[START]

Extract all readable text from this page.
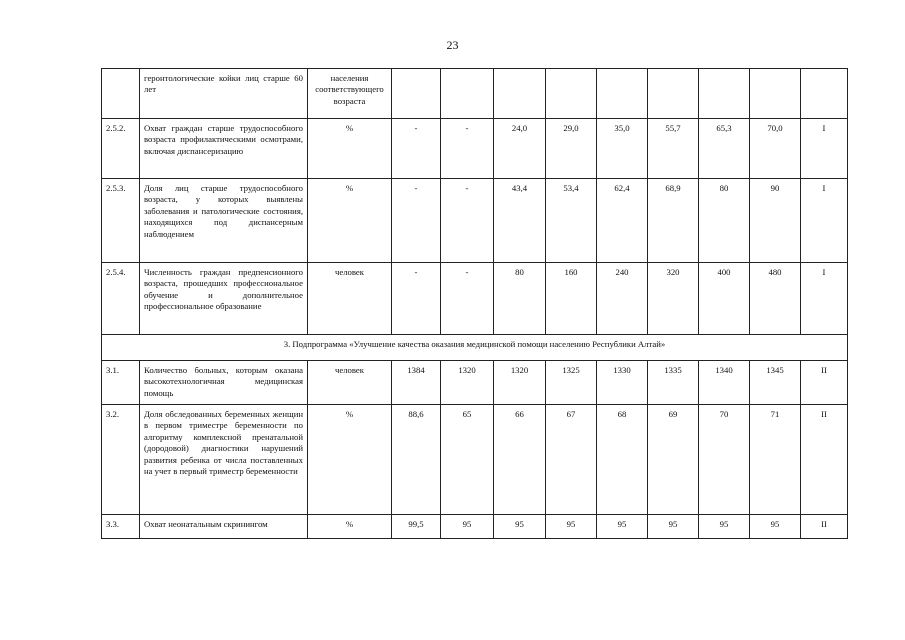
23
	геронтологические койки лиц старше 60 лет	населения соответствующего возраста									
2.5.2.	Охват граждан старше трудоспособного возраста профилактическими осмотрами, включая диспансеризацию	%	-	-	24,0	29,0	35,0	55,7	65,3	70,0	I
2.5.3.	Доля лиц старше трудоспособного возраста, у которых выявлены заболевания и патологические состояния, находящихся под диспансерным наблюдением	%	-	-	43,4	53,4	62,4	68,9	80	90	I
2.5.4.	Численность граждан предпенсионного возраста, прошедших профессиональное обучение и дополнительное профессиональное образование	человек	-	-	80	160	240	320	400	480	I
3. Подпрограмма «Улучшение качества оказания медицинской помощи населению Республики Алтай»											
3.1.	Количество больных, которым оказана высокотехнологичная медицинская помощь	человек	1384	1320	1320	1325	1330	1335	1340	1345	II
3.2.	Доля обследованных беременных женщин в первом триместре беременности по алгоритму комплексной пренатальной (дородовой) диагностики нарушений развития ребенка от числа поставленных на учет в первый триместр беременности	%	88,6	65	66	67	68	69	70	71	II
3.3.	Охват неонатальным скринингом	%	99,5	95	95	95	95	95	95	95	II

[END]

● TASK STATEMENT
Every record must be copied exactly, with images dropped from the result.

● FULL SOLUTION
Extract all readable text from this page.
23
	геронтологические койки лиц старше 60 лет	населения соответствующего возраста									
2.5.2.	Охват граждан старше трудоспособного возраста профилактическими осмотрами, включая диспансеризацию	%	-	-	24,0	29,0	35,0	55,7	65,3	70,0	I
2.5.3.	Доля лиц старше трудоспособного возраста, у которых выявлены заболевания и патологические состояния, находящихся под диспансерным наблюдением	%	-	-	43,4	53,4	62,4	68,9	80	90	I
2.5.4.	Численность граждан предпенсионного возраста, прошедших профессиональное обучение и дополнительное профессиональное образование	человек	-	-	80	160	240	320	400	480	I
3. Подпрограмма «Улучшение качества оказания медицинской помощи населению Республики Алтай»											
3.1.	Количество больных, которым оказана высокотехнологичная медицинская помощь	человек	1384	1320	1320	1325	1330	1335	1340	1345	II
3.2.	Доля обследованных беременных женщин в первом триместре беременности по алгоритму комплексной пренатальной (дородовой) диагностики нарушений развития ребенка от числа поставленных на учет в первый триместр беременности	%	88,6	65	66	67	68	69	70	71	II
3.3.	Охват неонатальным скринингом	%	99,5	95	95	95	95	95	95	95	II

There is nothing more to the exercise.